_EXERCISE REQUIREMENTS_. Your task is to transcribe the records exactly, skipping every image.

_DATA ROWS_.

[START]

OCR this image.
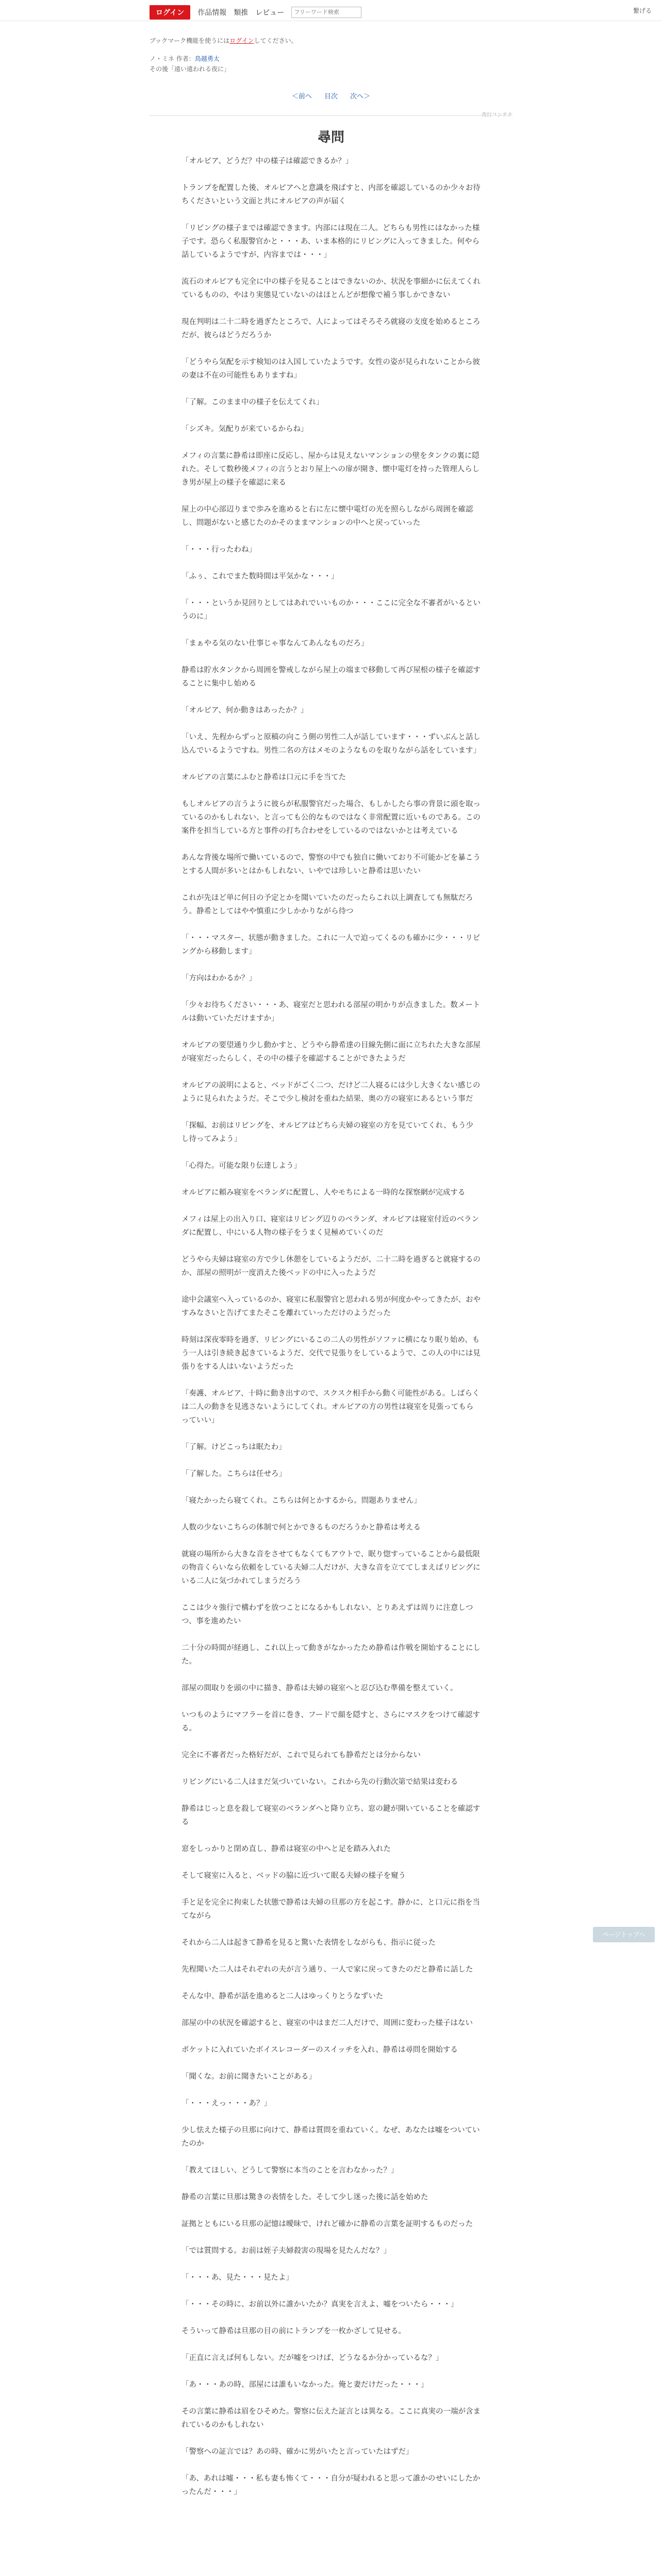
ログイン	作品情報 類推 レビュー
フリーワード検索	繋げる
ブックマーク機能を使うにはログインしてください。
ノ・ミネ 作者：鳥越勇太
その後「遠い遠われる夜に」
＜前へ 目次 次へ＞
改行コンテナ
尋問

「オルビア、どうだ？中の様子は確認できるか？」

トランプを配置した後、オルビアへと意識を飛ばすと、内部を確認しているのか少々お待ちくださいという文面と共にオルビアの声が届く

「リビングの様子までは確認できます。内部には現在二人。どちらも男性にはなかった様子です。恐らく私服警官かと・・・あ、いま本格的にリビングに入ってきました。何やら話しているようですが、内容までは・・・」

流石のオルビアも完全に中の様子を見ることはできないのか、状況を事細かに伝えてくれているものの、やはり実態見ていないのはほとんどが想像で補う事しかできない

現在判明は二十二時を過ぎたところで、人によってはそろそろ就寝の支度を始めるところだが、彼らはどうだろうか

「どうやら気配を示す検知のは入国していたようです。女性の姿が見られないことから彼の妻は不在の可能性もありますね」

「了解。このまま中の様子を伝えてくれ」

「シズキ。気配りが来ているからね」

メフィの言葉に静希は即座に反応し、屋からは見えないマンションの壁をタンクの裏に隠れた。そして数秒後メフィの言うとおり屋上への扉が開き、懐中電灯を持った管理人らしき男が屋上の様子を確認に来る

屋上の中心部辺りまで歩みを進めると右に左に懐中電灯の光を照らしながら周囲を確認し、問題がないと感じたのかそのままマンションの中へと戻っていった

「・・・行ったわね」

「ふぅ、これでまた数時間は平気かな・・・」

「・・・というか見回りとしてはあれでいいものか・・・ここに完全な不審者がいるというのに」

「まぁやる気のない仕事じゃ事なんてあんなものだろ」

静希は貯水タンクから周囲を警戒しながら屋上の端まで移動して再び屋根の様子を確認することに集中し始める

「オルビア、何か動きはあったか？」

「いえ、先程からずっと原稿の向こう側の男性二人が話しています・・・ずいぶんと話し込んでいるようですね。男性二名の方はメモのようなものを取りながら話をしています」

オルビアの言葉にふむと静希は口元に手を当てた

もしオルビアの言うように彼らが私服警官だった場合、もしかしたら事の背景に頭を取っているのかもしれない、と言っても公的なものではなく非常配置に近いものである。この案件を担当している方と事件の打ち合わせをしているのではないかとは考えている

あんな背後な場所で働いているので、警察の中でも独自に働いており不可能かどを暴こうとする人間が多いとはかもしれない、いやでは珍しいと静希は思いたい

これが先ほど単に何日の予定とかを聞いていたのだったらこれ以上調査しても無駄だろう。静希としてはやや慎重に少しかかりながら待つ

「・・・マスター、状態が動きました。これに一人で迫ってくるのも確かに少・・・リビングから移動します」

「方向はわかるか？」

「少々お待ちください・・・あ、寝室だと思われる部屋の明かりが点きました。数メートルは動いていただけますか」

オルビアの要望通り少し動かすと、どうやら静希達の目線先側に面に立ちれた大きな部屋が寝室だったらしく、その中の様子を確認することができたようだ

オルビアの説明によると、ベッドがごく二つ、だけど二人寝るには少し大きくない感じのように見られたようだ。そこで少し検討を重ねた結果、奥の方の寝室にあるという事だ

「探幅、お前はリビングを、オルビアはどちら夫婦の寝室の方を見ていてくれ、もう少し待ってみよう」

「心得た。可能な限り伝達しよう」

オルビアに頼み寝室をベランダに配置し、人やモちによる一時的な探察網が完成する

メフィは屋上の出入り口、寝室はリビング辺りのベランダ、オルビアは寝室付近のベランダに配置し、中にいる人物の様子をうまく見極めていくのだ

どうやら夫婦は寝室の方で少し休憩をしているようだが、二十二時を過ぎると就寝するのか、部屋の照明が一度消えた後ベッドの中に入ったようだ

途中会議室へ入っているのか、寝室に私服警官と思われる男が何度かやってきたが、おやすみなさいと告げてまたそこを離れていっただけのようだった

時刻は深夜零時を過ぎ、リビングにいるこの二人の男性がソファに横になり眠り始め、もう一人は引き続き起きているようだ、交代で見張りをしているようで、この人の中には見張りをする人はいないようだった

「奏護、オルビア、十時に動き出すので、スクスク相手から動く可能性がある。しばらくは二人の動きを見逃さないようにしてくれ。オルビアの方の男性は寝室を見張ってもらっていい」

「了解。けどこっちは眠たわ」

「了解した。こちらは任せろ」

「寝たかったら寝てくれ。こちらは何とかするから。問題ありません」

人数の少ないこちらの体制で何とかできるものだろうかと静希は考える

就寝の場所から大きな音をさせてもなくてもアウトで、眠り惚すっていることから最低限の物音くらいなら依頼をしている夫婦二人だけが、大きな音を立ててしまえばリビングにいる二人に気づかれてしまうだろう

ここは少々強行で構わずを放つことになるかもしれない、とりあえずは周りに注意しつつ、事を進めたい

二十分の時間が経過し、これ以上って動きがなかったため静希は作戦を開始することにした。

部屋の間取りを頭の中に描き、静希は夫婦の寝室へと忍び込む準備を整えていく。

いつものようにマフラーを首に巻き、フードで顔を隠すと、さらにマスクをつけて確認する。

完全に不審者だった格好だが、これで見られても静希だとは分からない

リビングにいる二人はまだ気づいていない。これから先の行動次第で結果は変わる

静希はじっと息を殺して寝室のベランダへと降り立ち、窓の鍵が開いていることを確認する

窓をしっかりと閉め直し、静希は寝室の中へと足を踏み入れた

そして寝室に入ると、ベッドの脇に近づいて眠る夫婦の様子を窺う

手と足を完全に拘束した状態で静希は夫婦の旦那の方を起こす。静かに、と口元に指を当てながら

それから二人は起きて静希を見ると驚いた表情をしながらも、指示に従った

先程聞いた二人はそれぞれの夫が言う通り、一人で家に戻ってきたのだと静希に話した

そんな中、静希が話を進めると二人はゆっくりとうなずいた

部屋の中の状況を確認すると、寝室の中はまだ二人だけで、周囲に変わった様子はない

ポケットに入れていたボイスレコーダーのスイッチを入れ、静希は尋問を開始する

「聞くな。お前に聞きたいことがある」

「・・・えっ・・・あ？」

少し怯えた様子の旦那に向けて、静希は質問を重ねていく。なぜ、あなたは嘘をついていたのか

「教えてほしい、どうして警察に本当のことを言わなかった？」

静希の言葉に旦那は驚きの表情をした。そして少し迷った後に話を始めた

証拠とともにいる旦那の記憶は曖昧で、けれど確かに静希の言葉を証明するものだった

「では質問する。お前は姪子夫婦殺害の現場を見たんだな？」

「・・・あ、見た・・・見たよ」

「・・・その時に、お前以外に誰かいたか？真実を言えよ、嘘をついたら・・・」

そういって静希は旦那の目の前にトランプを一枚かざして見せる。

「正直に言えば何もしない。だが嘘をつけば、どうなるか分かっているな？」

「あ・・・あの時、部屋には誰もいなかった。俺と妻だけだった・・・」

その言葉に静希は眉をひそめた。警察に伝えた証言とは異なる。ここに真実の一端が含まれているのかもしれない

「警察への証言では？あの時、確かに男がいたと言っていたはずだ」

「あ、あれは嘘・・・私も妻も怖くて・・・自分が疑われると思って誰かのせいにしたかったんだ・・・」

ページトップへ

[END]

_RESPONSE BELOW_.
OCR this image.
ログイン	作品情報 類推 レビュー
フリーワード検索	繋げる
ブックマーク機能を使うにはログインしてください。
ノ・ミネ 作者：鳥越勇太
その後「遠い遠われる夜に」
＜前へ 目次 次へ＞
改行コンテナ
尋問

「オルビア、どうだ？中の様子は確認できるか？」

トランプを配置した後、オルビアへと意識を飛ばすと、内部を確認しているのか少々お待ちくださいという文面と共にオルビアの声が届く

「リビングの様子までは確認できます。内部には現在二人。どちらも男性にはなかった様子です。恐らく私服警官かと・・・あ、いま本格的にリビングに入ってきました。何やら話しているようですが、内容までは・・・」

流石のオルビアも完全に中の様子を見ることはできないのか、状況を事細かに伝えてくれているものの、やはり実態見ていないのはほとんどが想像で補う事しかできない

現在判明は二十二時を過ぎたところで、人によってはそろそろ就寝の支度を始めるところだが、彼らはどうだろうか

「どうやら気配を示す検知のは入国していたようです。女性の姿が見られないことから彼の妻は不在の可能性もありますね」

「了解。このまま中の様子を伝えてくれ」

「シズキ。気配りが来ているからね」

メフィの言葉に静希は即座に反応し、屋からは見えないマンションの壁をタンクの裏に隠れた。そして数秒後メフィの言うとおり屋上への扉が開き、懐中電灯を持った管理人らしき男が屋上の様子を確認に来る

屋上の中心部辺りまで歩みを進めると右に左に懐中電灯の光を照らしながら周囲を確認し、問題がないと感じたのかそのままマンションの中へと戻っていった

「・・・行ったわね」

「ふぅ、これでまた数時間は平気かな・・・」

「・・・というか見回りとしてはあれでいいものか・・・ここに完全な不審者がいるというのに」

「まぁやる気のない仕事じゃ事なんてあんなものだろ」

静希は貯水タンクから周囲を警戒しながら屋上の端まで移動して再び屋根の様子を確認することに集中し始める

「オルビア、何か動きはあったか？」

「いえ、先程からずっと原稿の向こう側の男性二人が話しています・・・ずいぶんと話し込んでいるようですね。男性二名の方はメモのようなものを取りながら話をしています」

オルビアの言葉にふむと静希は口元に手を当てた

もしオルビアの言うように彼らが私服警官だった場合、もしかしたら事の背景に頭を取っているのかもしれない、と言っても公的なものではなく非常配置に近いものである。この案件を担当している方と事件の打ち合わせをしているのではないかとは考えている

あんな背後な場所で働いているので、警察の中でも独自に働いており不可能かどを暴こうとする人間が多いとはかもしれない、いやでは珍しいと静希は思いたい

これが先ほど単に何日の予定とかを聞いていたのだったらこれ以上調査しても無駄だろう。静希としてはやや慎重に少しかかりながら待つ

「・・・マスター、状態が動きました。これに一人で迫ってくるのも確かに少・・・リビングから移動します」

「方向はわかるか？」

「少々お待ちください・・・あ、寝室だと思われる部屋の明かりが点きました。数メートルは動いていただけますか」

オルビアの要望通り少し動かすと、どうやら静希達の目線先側に面に立ちれた大きな部屋が寝室だったらしく、その中の様子を確認することができたようだ

オルビアの説明によると、ベッドがごく二つ、だけど二人寝るには少し大きくない感じのように見られたようだ。そこで少し検討を重ねた結果、奥の方の寝室にあるという事だ

「探幅、お前はリビングを、オルビアはどちら夫婦の寝室の方を見ていてくれ、もう少し待ってみよう」

「心得た。可能な限り伝達しよう」

オルビアに頼み寝室をベランダに配置し、人やモちによる一時的な探察網が完成する

メフィは屋上の出入り口、寝室はリビング辺りのベランダ、オルビアは寝室付近のベランダに配置し、中にいる人物の様子をうまく見極めていくのだ

どうやら夫婦は寝室の方で少し休憩をしているようだが、二十二時を過ぎると就寝するのか、部屋の照明が一度消えた後ベッドの中に入ったようだ

途中会議室へ入っているのか、寝室に私服警官と思われる男が何度かやってきたが、おやすみなさいと告げてまたそこを離れていっただけのようだった

時刻は深夜零時を過ぎ、リビングにいるこの二人の男性がソファに横になり眠り始め、もう一人は引き続き起きているようだ、交代で見張りをしているようで、この人の中には見張りをする人はいないようだった

「奏護、オルビア、十時に動き出すので、スクスク相手から動く可能性がある。しばらくは二人の動きを見逃さないようにしてくれ。オルビアの方の男性は寝室を見張ってもらっていい」

「了解。けどこっちは眠たわ」

「了解した。こちらは任せろ」

「寝たかったら寝てくれ。こちらは何とかするから。問題ありません」

人数の少ないこちらの体制で何とかできるものだろうかと静希は考える

就寝の場所から大きな音をさせてもなくてもアウトで、眠り惚すっていることから最低限の物音くらいなら依頼をしている夫婦二人だけが、大きな音を立ててしまえばリビングにいる二人に気づかれてしまうだろう

ここは少々強行で構わずを放つことになるかもしれない、とりあえずは周りに注意しつつ、事を進めたい

二十分の時間が経過し、これ以上って動きがなかったため静希は作戦を開始することにした。

部屋の間取りを頭の中に描き、静希は夫婦の寝室へと忍び込む準備を整えていく。

いつものようにマフラーを首に巻き、フードで顔を隠すと、さらにマスクをつけて確認する。

完全に不審者だった格好だが、これで見られても静希だとは分からない

リビングにいる二人はまだ気づいていない。これから先の行動次第で結果は変わる

静希はじっと息を殺して寝室のベランダへと降り立ち、窓の鍵が開いていることを確認する

窓をしっかりと閉め直し、静希は寝室の中へと足を踏み入れた

そして寝室に入ると、ベッドの脇に近づいて眠る夫婦の様子を窺う

手と足を完全に拘束した状態で静希は夫婦の旦那の方を起こす。静かに、と口元に指を当てながら

それから二人は起きて静希を見ると驚いた表情をしながらも、指示に従った

先程聞いた二人はそれぞれの夫が言う通り、一人で家に戻ってきたのだと静希に話した

そんな中、静希が話を進めると二人はゆっくりとうなずいた

部屋の中の状況を確認すると、寝室の中はまだ二人だけで、周囲に変わった様子はない

ポケットに入れていたボイスレコーダーのスイッチを入れ、静希は尋問を開始する

「聞くな。お前に聞きたいことがある」

「・・・えっ・・・あ？」

少し怯えた様子の旦那に向けて、静希は質問を重ねていく。なぜ、あなたは嘘をついていたのか

「教えてほしい、どうして警察に本当のことを言わなかった？」

静希の言葉に旦那は驚きの表情をした。そして少し迷った後に話を始めた

証拠とともにいる旦那の記憶は曖昧で、けれど確かに静希の言葉を証明するものだった

「では質問する。お前は姪子夫婦殺害の現場を見たんだな？」

「・・・あ、見た・・・見たよ」

「・・・その時に、お前以外に誰かいたか？真実を言えよ、嘘をついたら・・・」

そういって静希は旦那の目の前にトランプを一枚かざして見せる。

「正直に言えば何もしない。だが嘘をつけば、どうなるか分かっているな？」

「あ・・・あの時、部屋には誰もいなかった。俺と妻だけだった・・・」

その言葉に静希は眉をひそめた。警察に伝えた証言とは異なる。ここに真実の一端が含まれているのかもしれない

「警察への証言では？あの時、確かに男がいたと言っていたはずだ」

「あ、あれは嘘・・・私も妻も怖くて・・・自分が疑われると思って誰かのせいにしたかったんだ・・・」

ページトップへ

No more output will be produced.